# Figure contents as structured data
▼▼▼
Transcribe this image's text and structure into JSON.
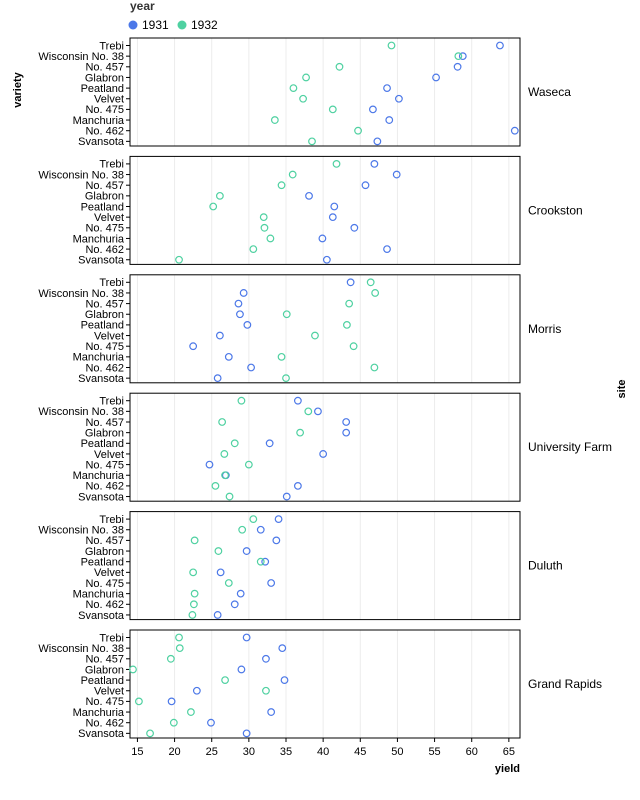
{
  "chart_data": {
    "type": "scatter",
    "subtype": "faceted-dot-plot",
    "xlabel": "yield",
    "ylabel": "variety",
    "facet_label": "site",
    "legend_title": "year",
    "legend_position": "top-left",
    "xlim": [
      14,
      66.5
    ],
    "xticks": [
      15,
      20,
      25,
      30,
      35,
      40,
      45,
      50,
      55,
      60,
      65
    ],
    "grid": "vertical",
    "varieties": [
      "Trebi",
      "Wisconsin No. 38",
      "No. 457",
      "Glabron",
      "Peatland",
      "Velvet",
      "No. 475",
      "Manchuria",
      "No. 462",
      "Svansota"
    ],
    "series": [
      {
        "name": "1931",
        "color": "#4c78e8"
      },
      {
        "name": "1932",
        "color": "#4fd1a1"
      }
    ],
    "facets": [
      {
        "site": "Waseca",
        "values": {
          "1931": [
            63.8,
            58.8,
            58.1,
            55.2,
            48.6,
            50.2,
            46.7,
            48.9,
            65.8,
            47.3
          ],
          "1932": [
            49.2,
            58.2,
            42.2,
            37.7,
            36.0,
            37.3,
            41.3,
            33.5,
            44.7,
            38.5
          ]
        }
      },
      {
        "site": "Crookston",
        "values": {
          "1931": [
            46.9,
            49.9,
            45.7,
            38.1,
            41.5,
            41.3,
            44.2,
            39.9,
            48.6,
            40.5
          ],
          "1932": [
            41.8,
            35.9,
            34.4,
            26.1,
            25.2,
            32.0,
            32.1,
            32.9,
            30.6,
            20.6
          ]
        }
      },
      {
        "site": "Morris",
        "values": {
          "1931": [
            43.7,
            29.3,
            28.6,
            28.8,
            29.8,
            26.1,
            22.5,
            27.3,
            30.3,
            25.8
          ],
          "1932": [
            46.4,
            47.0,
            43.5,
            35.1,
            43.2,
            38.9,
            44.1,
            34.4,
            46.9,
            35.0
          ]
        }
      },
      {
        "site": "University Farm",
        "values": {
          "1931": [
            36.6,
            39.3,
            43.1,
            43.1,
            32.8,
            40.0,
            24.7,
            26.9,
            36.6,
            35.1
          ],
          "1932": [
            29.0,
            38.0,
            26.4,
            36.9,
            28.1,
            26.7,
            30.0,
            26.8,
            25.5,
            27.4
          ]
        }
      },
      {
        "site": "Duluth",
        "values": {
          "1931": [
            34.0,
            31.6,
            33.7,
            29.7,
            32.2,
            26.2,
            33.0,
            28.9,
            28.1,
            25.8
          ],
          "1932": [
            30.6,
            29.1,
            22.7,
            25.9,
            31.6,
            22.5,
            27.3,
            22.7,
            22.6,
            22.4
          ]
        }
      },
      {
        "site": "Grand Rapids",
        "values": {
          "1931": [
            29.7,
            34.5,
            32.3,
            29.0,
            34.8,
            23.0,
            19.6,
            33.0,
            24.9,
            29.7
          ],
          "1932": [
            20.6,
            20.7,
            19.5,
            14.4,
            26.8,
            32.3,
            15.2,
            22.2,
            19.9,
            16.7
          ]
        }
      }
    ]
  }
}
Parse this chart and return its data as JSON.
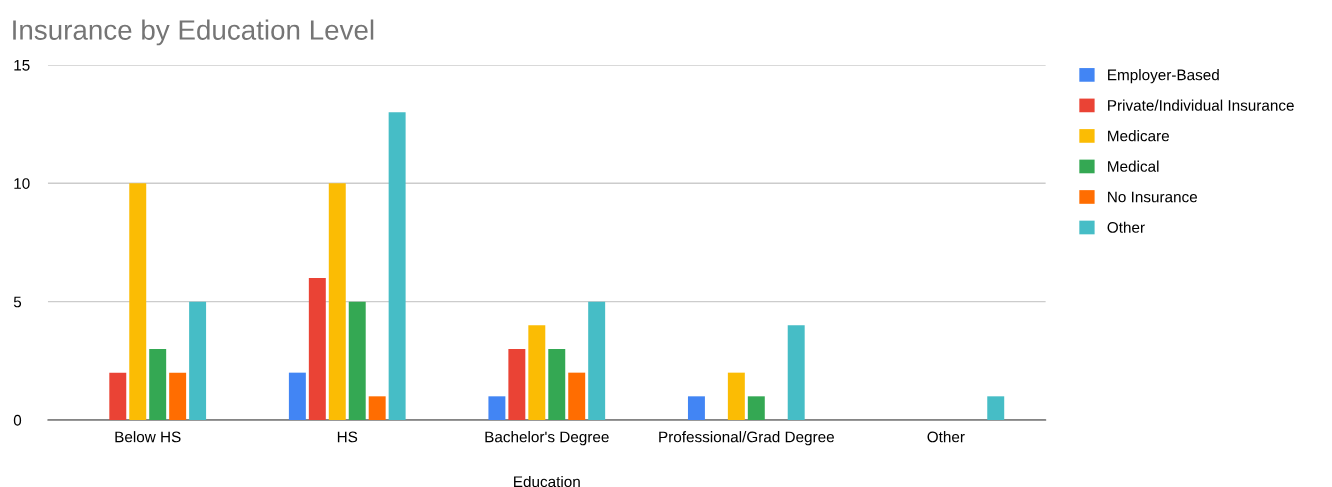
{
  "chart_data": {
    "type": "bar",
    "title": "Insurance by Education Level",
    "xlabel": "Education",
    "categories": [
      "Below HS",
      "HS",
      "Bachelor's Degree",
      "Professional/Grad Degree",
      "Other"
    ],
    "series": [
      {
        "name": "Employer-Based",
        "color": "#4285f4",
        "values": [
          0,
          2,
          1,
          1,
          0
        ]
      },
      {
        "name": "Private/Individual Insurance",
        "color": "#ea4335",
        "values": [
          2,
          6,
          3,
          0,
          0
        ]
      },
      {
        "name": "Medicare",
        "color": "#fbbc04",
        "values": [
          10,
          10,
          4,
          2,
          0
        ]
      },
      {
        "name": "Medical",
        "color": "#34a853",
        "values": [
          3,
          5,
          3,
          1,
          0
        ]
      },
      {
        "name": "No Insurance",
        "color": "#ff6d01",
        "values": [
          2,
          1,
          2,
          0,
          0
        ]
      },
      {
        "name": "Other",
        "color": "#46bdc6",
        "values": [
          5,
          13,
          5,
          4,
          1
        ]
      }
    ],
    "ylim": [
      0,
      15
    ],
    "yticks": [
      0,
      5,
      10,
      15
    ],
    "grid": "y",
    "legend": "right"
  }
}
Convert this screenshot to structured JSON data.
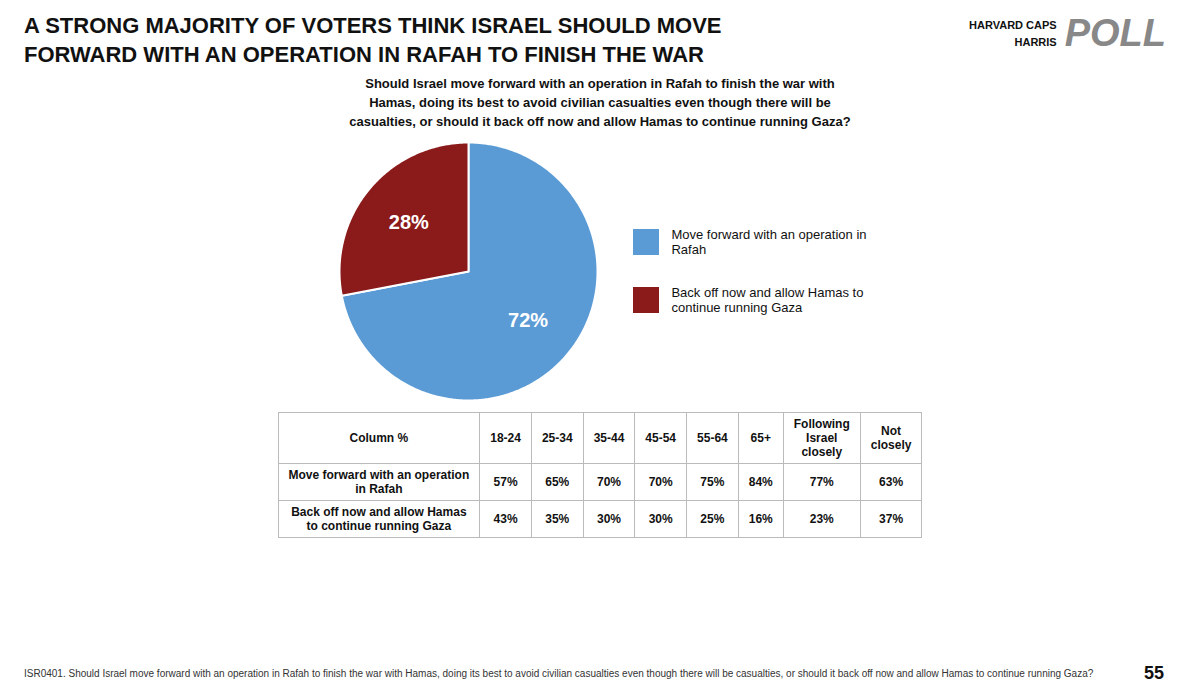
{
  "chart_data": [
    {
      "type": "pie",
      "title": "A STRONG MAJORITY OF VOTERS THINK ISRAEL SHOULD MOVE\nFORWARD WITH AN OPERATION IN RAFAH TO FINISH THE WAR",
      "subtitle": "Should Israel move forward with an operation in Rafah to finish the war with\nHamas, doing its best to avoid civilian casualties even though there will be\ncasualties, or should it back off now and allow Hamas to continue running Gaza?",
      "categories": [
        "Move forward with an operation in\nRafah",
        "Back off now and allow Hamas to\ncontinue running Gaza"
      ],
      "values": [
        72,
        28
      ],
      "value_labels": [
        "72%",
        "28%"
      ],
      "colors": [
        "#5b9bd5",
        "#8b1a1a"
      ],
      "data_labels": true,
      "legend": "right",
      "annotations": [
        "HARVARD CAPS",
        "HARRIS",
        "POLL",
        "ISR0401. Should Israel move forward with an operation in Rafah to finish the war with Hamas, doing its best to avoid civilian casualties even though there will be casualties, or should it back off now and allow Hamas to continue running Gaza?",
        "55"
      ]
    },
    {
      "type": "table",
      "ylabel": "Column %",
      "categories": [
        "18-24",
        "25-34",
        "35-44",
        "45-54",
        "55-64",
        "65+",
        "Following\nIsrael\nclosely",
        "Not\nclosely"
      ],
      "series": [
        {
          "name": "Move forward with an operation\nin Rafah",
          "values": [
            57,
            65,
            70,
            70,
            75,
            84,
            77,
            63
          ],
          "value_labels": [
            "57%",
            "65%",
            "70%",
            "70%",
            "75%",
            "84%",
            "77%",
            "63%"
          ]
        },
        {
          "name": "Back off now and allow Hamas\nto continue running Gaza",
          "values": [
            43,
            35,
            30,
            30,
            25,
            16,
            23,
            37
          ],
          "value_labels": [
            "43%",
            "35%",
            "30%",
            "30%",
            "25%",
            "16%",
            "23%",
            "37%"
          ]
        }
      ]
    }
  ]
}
▲▲▲
# Your goal
Write out all the entries word for word, but skip any images.

# The solution
Transcribe this image's text and structure into JSON.
{
  "chart_data": {
    "type": "scatter",
    "subtype": "faceted-dot-plot",
    "xlabel": "yield",
    "ylabel": "variety",
    "facet_label": "site",
    "legend_title": "year",
    "legend_position": "top-left",
    "xlim": [
      14,
      66.5
    ],
    "xticks": [
      15,
      20,
      25,
      30,
      35,
      40,
      45,
      50,
      55,
      60,
      65
    ],
    "grid": "vertical",
    "varieties": [
      "Trebi",
      "Wisconsin No. 38",
      "No. 457",
      "Glabron",
      "Peatland",
      "Velvet",
      "No. 475",
      "Manchuria",
      "No. 462",
      "Svansota"
    ],
    "series": [
      {
        "name": "1931",
        "color": "#4c78e8"
      },
      {
        "name": "1932",
        "color": "#4fd1a1"
      }
    ],
    "facets": [
      {
        "site": "Waseca",
        "values": {
          "1931": [
            63.8,
            58.8,
            58.1,
            55.2,
            48.6,
            50.2,
            46.7,
            48.9,
            65.8,
            47.3
          ],
          "1932": [
            49.2,
            58.2,
            42.2,
            37.7,
            36.0,
            37.3,
            41.3,
            33.5,
            44.7,
            38.5
          ]
        }
      },
      {
        "site": "Crookston",
        "values": {
          "1931": [
            46.9,
            49.9,
            45.7,
            38.1,
            41.5,
            41.3,
            44.2,
            39.9,
            48.6,
            40.5
          ],
          "1932": [
            41.8,
            35.9,
            34.4,
            26.1,
            25.2,
            32.0,
            32.1,
            32.9,
            30.6,
            20.6
          ]
        }
      },
      {
        "site": "Morris",
        "values": {
          "1931": [
            43.7,
            29.3,
            28.6,
            28.8,
            29.8,
            26.1,
            22.5,
            27.3,
            30.3,
            25.8
          ],
          "1932": [
            46.4,
            47.0,
            43.5,
            35.1,
            43.2,
            38.9,
            44.1,
            34.4,
            46.9,
            35.0
          ]
        }
      },
      {
        "site": "University Farm",
        "values": {
          "1931": [
            36.6,
            39.3,
            43.1,
            43.1,
            32.8,
            40.0,
            24.7,
            26.9,
            36.6,
            35.1
          ],
          "1932": [
            29.0,
            38.0,
            26.4,
            36.9,
            28.1,
            26.7,
            30.0,
            26.8,
            25.5,
            27.4
          ]
        }
      },
      {
        "site": "Duluth",
        "values": {
          "1931": [
            34.0,
            31.6,
            33.7,
            29.7,
            32.2,
            26.2,
            33.0,
            28.9,
            28.1,
            25.8
          ],
          "1932": [
            30.6,
            29.1,
            22.7,
            25.9,
            31.6,
            22.5,
            27.3,
            22.7,
            22.6,
            22.4
          ]
        }
      },
      {
        "site": "Grand Rapids",
        "values": {
          "1931": [
            29.7,
            34.5,
            32.3,
            29.0,
            34.8,
            23.0,
            19.6,
            33.0,
            24.9,
            29.7
          ],
          "1932": [
            20.6,
            20.7,
            19.5,
            14.4,
            26.8,
            32.3,
            15.2,
            22.2,
            19.9,
            16.7
          ]
        }
      }
    ]
  }
}
Parse this chart and return its data as JSON.
{
  "chart_data": {
    "type": "bar",
    "title": "Insurance by Education Level",
    "xlabel": "Education",
    "categories": [
      "Below HS",
      "HS",
      "Bachelor's Degree",
      "Professional/Grad Degree",
      "Other"
    ],
    "series": [
      {
        "name": "Employer-Based",
        "color": "#4285f4",
        "values": [
          0,
          2,
          1,
          1,
          0
        ]
      },
      {
        "name": "Private/Individual Insurance",
        "color": "#ea4335",
        "values": [
          2,
          6,
          3,
          0,
          0
        ]
      },
      {
        "name": "Medicare",
        "color": "#fbbc04",
        "values": [
          10,
          10,
          4,
          2,
          0
        ]
      },
      {
        "name": "Medical",
        "color": "#34a853",
        "values": [
          3,
          5,
          3,
          1,
          0
        ]
      },
      {
        "name": "No Insurance",
        "color": "#ff6d01",
        "values": [
          2,
          1,
          2,
          0,
          0
        ]
      },
      {
        "name": "Other",
        "color": "#46bdc6",
        "values": [
          5,
          13,
          5,
          4,
          1
        ]
      }
    ],
    "ylim": [
      0,
      15
    ],
    "yticks": [
      0,
      5,
      10,
      15
    ],
    "grid": "y",
    "legend": "right"
  }
}
Convert this screenshot to structured JSON data.
{
  "chart_data": [
    {
      "type": "pie",
      "title": "A STRONG MAJORITY OF VOTERS THINK ISRAEL SHOULD MOVE\nFORWARD WITH AN OPERATION IN RAFAH TO FINISH THE WAR",
      "subtitle": "Should Israel move forward with an operation in Rafah to finish the war with\nHamas, doing its best to avoid civilian casualties even though there will be\ncasualties, or should it back off now and allow Hamas to continue running Gaza?",
      "categories": [
        "Move forward with an operation in\nRafah",
        "Back off now and allow Hamas to\ncontinue running Gaza"
      ],
      "values": [
        72,
        28
      ],
      "value_labels": [
        "72%",
        "28%"
      ],
      "colors": [
        "#5b9bd5",
        "#8b1a1a"
      ],
      "data_labels": true,
      "legend": "right",
      "annotations": [
        "HARVARD CAPS",
        "HARRIS",
        "POLL",
        "ISR0401. Should Israel move forward with an operation in Rafah to finish the war with Hamas, doing its best to avoid civilian casualties even though there will be casualties, or should it back off now and allow Hamas to continue running Gaza?",
        "55"
      ]
    },
    {
      "type": "table",
      "ylabel": "Column %",
      "categories": [
        "18-24",
        "25-34",
        "35-44",
        "45-54",
        "55-64",
        "65+",
        "Following\nIsrael\nclosely",
        "Not\nclosely"
      ],
      "series": [
        {
          "name": "Move forward with an operation\nin Rafah",
          "values": [
            57,
            65,
            70,
            70,
            75,
            84,
            77,
            63
          ],
          "value_labels": [
            "57%",
            "65%",
            "70%",
            "70%",
            "75%",
            "84%",
            "77%",
            "63%"
          ]
        },
        {
          "name": "Back off now and allow Hamas\nto continue running Gaza",
          "values": [
            43,
            35,
            30,
            30,
            25,
            16,
            23,
            37
          ],
          "value_labels": [
            "43%",
            "35%",
            "30%",
            "30%",
            "25%",
            "16%",
            "23%",
            "37%"
          ]
        }
      ]
    }
  ]
}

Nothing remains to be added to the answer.